Data entries:
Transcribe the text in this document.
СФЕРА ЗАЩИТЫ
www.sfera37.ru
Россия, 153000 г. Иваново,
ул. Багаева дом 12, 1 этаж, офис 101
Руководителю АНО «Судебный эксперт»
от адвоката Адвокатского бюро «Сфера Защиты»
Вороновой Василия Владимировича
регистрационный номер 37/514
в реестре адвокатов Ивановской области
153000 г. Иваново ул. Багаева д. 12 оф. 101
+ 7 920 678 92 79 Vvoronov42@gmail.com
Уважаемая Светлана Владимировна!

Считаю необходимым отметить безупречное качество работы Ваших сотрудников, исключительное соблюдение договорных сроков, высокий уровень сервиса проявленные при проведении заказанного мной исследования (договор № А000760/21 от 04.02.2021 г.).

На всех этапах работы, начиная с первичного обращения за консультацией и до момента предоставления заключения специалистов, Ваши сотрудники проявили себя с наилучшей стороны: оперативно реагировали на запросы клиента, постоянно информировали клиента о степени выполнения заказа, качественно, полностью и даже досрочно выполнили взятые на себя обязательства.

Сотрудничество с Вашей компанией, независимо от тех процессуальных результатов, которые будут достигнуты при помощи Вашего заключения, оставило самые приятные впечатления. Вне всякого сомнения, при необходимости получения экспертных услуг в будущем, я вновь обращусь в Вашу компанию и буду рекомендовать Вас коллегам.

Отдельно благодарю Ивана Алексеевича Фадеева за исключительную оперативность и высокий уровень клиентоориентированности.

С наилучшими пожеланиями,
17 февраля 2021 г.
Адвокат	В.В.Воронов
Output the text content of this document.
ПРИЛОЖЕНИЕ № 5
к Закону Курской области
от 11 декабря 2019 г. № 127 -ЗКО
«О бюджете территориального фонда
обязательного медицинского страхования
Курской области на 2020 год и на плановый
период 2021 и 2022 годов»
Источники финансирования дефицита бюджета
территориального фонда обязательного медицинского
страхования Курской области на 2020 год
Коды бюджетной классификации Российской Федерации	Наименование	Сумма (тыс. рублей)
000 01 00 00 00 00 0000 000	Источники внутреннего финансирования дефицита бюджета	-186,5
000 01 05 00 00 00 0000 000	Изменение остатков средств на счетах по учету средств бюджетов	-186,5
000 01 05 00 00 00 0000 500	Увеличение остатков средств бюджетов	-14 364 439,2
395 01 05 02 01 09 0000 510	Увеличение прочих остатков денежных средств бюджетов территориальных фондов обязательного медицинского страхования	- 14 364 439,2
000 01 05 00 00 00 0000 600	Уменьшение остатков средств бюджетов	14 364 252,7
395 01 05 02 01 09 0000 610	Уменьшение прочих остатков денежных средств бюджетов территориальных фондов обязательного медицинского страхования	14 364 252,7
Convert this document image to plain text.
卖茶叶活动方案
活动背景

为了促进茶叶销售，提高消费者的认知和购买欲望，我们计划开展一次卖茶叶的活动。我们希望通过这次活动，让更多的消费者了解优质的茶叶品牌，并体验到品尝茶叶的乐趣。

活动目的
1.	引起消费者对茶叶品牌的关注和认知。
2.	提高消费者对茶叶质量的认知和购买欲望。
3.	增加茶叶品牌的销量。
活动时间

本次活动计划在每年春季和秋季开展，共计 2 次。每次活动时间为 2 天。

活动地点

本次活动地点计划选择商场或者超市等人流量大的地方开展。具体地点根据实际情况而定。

* **Problem description**
Reproduce all of the records exactly.

* **Solution to this task**
Transcribe the text in this document.
СФЕРА ЗАЩИТЫ
www.sfera37.ru
Россия, 153000 г. Иваново,
ул. Багаева дом 12, 1 этаж, офис 101
Руководителю АНО «Судебный эксперт»
от адвоката Адвокатского бюро «Сфера Защиты»
Вороновой Василия Владимировича
регистрационный номер 37/514
в реестре адвокатов Ивановской области
153000 г. Иваново ул. Багаева д. 12 оф. 101
+ 7 920 678 92 79 Vvoronov42@gmail.com
Уважаемая Светлана Владимировна!

Считаю необходимым отметить безупречное качество работы Ваших сотрудников, исключительное соблюдение договорных сроков, высокий уровень сервиса проявленные при проведении заказанного мной исследования (договор № А000760/21 от 04.02.2021 г.).

На всех этапах работы, начиная с первичного обращения за консультацией и до момента предоставления заключения специалистов, Ваши сотрудники проявили себя с наилучшей стороны: оперативно реагировали на запросы клиента, постоянно информировали клиента о степени выполнения заказа, качественно, полностью и даже досрочно выполнили взятые на себя обязательства.

Сотрудничество с Вашей компанией, независимо от тех процессуальных результатов, которые будут достигнуты при помощи Вашего заключения, оставило самые приятные впечатления. Вне всякого сомнения, при необходимости получения экспертных услуг в будущем, я вновь обращусь в Вашу компанию и буду рекомендовать Вас коллегам.

Отдельно благодарю Ивана Алексеевича Фадеева за исключительную оперативность и высокий уровень клиентоориентированности.

С наилучшими пожеланиями,
17 февраля 2021 г.
Адвокат	В.В.Воронов
Output the text content of this document.
ПРИЛОЖЕНИЕ № 5
к Закону Курской области
от 11 декабря 2019 г. № 127 -ЗКО
«О бюджете территориального фонда
обязательного медицинского страхования
Курской области на 2020 год и на плановый
период 2021 и 2022 годов»
Источники финансирования дефицита бюджета
территориального фонда обязательного медицинского
страхования Курской области на 2020 год
Коды бюджетной классификации Российской Федерации	Наименование	Сумма (тыс. рублей)
000 01 00 00 00 00 0000 000	Источники внутреннего финансирования дефицита бюджета	-186,5
000 01 05 00 00 00 0000 000	Изменение остатков средств на счетах по учету средств бюджетов	-186,5
000 01 05 00 00 00 0000 500	Увеличение остатков средств бюджетов	-14 364 439,2
395 01 05 02 01 09 0000 510	Увеличение прочих остатков денежных средств бюджетов территориальных фондов обязательного медицинского страхования	- 14 364 439,2
000 01 05 00 00 00 0000 600	Уменьшение остатков средств бюджетов	14 364 252,7
395 01 05 02 01 09 0000 610	Уменьшение прочих остатков денежных средств бюджетов территориальных фондов обязательного медицинского страхования	14 364 252,7
Convert this document image to plain text.
卖茶叶活动方案
活动背景

为了促进茶叶销售，提高消费者的认知和购买欲望，我们计划开展一次卖茶叶的活动。我们希望通过这次活动，让更多的消费者了解优质的茶叶品牌，并体验到品尝茶叶的乐趣。

活动目的
1.	引起消费者对茶叶品牌的关注和认知。
2.	提高消费者对茶叶质量的认知和购买欲望。
3.	增加茶叶品牌的销量。
活动时间

本次活动计划在每年春季和秋季开展，共计 2 次。每次活动时间为 2 天。

活动地点

本次活动地点计划选择商场或者超市等人流量大的地方开展。具体地点根据实际情况而定。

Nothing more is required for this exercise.